Raw records =>

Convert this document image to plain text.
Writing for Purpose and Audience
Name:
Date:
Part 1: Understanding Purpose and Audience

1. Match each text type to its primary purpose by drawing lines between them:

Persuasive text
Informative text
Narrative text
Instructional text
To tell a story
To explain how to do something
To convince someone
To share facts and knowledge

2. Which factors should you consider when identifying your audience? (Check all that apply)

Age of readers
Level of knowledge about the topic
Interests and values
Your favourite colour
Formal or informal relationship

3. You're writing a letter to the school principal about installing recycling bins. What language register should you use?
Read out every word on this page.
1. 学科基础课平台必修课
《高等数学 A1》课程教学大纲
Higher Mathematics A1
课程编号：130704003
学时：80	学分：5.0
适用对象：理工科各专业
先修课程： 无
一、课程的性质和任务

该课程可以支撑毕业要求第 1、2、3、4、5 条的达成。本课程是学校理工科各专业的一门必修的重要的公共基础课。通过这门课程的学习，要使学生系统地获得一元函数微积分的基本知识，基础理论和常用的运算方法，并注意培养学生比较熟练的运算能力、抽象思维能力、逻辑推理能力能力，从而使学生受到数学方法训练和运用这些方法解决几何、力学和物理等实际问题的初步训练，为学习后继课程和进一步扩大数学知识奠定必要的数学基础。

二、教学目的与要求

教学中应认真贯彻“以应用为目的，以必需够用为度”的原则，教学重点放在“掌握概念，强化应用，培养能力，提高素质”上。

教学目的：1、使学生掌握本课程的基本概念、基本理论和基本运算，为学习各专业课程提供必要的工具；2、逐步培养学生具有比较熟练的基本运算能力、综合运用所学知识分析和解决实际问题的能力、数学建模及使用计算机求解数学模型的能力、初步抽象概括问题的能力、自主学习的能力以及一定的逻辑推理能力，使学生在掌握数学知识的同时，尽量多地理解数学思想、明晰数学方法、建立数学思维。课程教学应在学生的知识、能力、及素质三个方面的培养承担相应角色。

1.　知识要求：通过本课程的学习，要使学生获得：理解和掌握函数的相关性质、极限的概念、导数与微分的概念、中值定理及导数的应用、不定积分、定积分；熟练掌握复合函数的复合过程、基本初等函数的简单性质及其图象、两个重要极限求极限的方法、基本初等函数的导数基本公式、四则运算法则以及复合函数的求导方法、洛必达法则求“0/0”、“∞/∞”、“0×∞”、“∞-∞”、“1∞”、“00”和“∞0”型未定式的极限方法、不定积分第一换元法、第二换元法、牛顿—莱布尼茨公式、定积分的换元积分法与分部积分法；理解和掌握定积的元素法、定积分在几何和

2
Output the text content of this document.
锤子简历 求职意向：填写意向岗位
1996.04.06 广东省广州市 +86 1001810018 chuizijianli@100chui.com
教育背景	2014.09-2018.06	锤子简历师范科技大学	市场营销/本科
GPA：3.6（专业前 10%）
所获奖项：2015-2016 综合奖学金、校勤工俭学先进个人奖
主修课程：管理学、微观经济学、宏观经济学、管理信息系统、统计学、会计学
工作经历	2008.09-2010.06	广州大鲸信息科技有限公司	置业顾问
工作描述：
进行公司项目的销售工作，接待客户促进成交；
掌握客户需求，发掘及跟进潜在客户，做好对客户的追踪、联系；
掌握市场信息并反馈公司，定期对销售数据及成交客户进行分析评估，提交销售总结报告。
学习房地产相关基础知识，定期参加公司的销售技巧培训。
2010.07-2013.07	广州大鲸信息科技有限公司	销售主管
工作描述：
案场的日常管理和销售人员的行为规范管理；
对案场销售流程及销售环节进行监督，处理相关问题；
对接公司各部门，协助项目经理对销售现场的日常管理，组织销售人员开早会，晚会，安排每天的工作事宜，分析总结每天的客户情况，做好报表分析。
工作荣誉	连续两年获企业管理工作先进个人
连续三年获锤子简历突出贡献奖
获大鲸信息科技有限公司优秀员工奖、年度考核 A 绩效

What is required => Across the records, count the lines holding the string "about". Give the number and stop.

Solution for this exercise => 2